--- Exercise brief ---
Repeat exactly, and only, the lines from the one that contains "Output the underlying" to the one that contains "Give me the", both ends included. Omit every picture.

--- Data for processing ---
====================

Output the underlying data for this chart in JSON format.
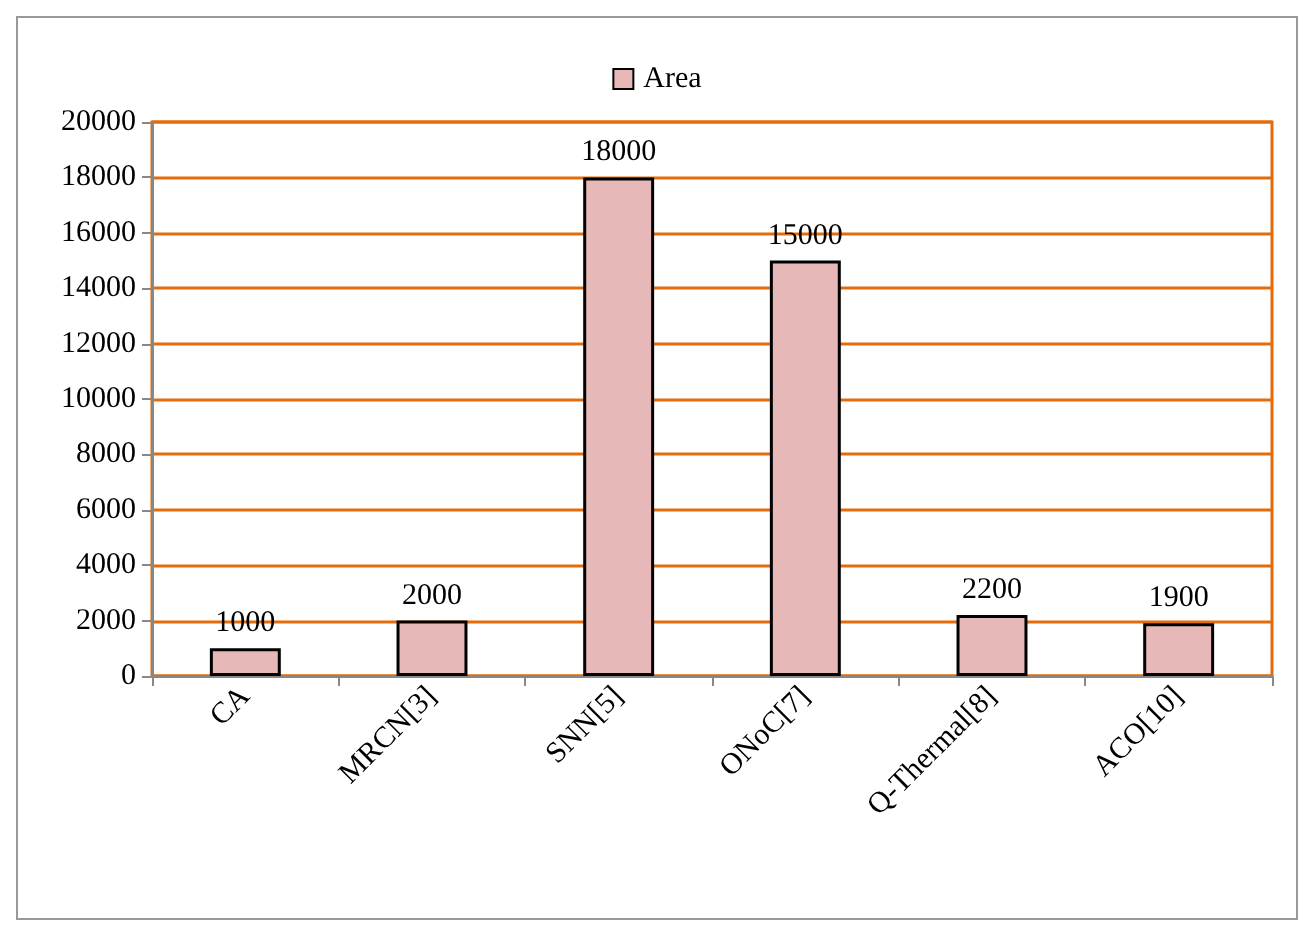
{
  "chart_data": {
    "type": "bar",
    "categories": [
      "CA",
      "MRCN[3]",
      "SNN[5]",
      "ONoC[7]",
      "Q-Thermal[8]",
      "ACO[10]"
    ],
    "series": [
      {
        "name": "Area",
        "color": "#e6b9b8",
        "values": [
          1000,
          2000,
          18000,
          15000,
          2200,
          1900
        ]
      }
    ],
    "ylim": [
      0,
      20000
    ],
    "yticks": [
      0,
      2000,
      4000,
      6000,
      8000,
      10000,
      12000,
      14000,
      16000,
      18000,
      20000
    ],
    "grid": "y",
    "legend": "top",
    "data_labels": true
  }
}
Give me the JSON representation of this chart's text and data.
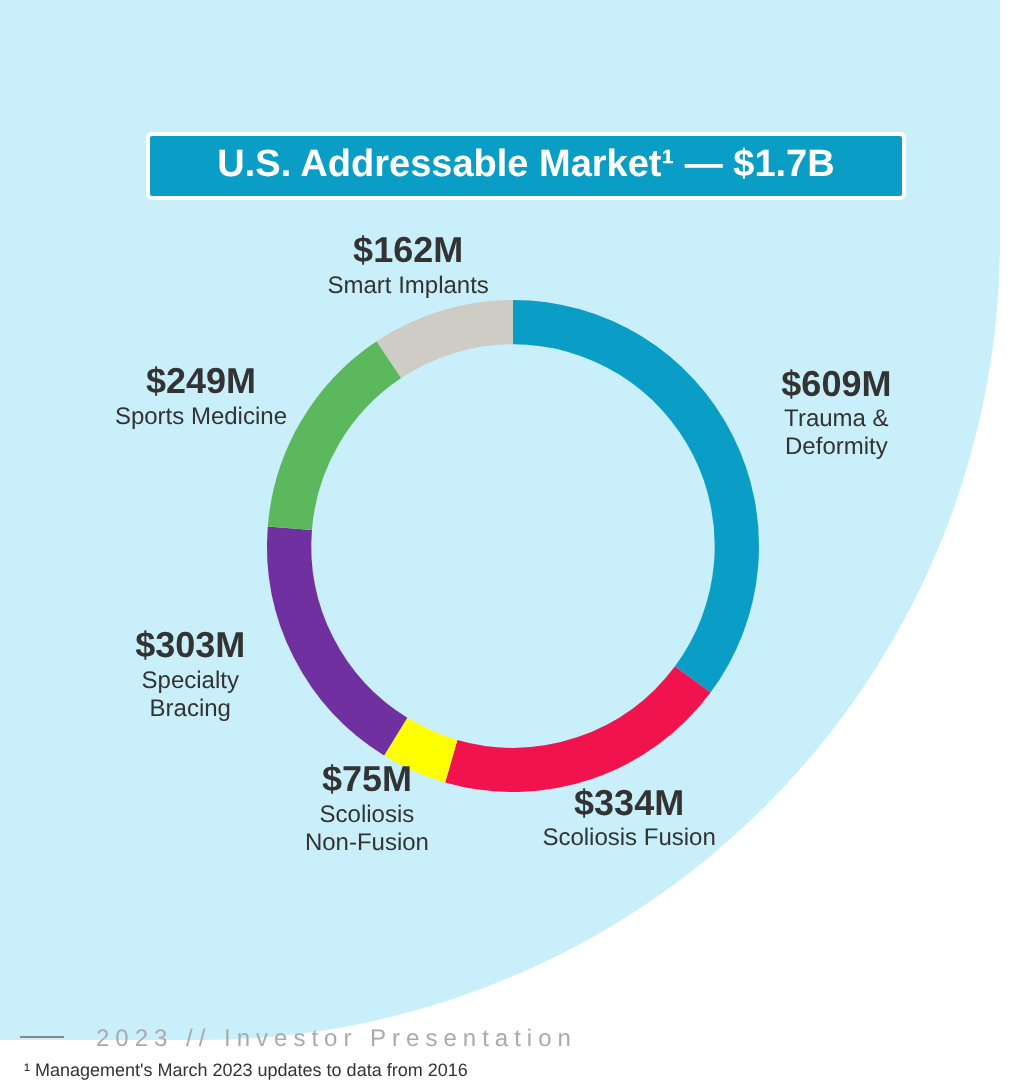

====================

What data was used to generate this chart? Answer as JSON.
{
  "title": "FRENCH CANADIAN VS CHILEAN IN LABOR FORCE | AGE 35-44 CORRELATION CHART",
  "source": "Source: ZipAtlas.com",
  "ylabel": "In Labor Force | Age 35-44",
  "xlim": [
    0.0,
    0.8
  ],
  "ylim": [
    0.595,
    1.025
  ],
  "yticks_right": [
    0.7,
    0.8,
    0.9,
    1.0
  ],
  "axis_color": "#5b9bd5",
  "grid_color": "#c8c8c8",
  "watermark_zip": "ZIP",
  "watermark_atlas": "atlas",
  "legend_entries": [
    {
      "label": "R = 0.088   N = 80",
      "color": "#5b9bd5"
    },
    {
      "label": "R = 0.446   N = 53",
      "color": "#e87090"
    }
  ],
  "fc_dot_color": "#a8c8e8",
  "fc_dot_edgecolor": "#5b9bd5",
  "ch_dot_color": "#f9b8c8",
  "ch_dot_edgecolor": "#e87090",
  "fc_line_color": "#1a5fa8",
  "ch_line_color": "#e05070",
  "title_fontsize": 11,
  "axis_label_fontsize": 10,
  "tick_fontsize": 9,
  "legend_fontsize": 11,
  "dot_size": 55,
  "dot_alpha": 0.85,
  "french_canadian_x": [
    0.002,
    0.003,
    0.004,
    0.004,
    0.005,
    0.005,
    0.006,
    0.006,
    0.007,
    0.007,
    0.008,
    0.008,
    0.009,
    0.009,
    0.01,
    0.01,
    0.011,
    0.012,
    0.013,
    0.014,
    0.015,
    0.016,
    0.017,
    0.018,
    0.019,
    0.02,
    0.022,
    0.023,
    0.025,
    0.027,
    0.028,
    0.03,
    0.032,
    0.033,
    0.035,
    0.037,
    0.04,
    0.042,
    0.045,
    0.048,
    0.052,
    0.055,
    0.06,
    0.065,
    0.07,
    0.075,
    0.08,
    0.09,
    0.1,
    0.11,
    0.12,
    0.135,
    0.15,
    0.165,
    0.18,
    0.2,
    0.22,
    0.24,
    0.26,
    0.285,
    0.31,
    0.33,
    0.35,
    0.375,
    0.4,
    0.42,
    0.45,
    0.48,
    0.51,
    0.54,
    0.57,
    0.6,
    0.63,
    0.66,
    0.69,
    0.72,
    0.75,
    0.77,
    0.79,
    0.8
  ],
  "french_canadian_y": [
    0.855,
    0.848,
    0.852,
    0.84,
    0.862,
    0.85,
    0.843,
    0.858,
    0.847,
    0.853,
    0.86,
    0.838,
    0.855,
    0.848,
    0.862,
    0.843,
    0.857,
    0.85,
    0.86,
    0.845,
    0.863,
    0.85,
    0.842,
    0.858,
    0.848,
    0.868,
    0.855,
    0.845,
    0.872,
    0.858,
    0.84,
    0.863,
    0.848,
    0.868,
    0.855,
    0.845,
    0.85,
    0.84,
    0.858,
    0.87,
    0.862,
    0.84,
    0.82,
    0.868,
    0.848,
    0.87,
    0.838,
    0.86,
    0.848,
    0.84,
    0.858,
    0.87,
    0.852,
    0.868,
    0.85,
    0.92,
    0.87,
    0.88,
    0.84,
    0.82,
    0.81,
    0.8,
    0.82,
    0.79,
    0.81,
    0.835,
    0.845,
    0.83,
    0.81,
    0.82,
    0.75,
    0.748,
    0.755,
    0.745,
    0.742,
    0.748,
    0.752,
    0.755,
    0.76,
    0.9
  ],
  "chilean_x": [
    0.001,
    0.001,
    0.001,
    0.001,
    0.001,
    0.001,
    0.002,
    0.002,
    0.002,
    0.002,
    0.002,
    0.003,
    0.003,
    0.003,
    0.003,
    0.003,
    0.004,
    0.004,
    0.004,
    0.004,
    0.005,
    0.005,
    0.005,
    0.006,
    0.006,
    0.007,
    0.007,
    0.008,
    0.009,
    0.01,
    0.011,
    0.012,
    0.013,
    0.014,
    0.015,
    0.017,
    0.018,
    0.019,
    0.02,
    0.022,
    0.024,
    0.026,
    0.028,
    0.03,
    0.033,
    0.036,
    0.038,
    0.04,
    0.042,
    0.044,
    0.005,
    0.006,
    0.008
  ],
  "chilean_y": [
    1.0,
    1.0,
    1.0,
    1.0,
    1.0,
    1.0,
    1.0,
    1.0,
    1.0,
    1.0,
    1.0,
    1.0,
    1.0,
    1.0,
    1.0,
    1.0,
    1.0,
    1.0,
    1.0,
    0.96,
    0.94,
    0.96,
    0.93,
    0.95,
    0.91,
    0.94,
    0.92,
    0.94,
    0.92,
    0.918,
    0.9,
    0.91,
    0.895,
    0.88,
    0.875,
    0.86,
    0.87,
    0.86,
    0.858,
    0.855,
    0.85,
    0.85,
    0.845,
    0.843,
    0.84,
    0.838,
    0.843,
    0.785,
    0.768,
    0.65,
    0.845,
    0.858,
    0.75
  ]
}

====================

--- Expected answer ---
Output the underlying data for this chart in JSON format.
{
  "chart_data": {
    "type": "bar",
    "categories": [
      "CA",
      "MRCN[3]",
      "SNN[5]",
      "ONoC[7]",
      "Q-Thermal[8]",
      "ACO[10]"
    ],
    "series": [
      {
        "name": "Area",
        "color": "#e6b9b8",
        "values": [
          1000,
          2000,
          18000,
          15000,
          2200,
          1900
        ]
      }
    ],
    "ylim": [
      0,
      20000
    ],
    "yticks": [
      0,
      2000,
      4000,
      6000,
      8000,
      10000,
      12000,
      14000,
      16000,
      18000,
      20000
    ],
    "grid": "y",
    "legend": "top",
    "data_labels": true
  }
}
Give me the JSON representation of this chart's text and data.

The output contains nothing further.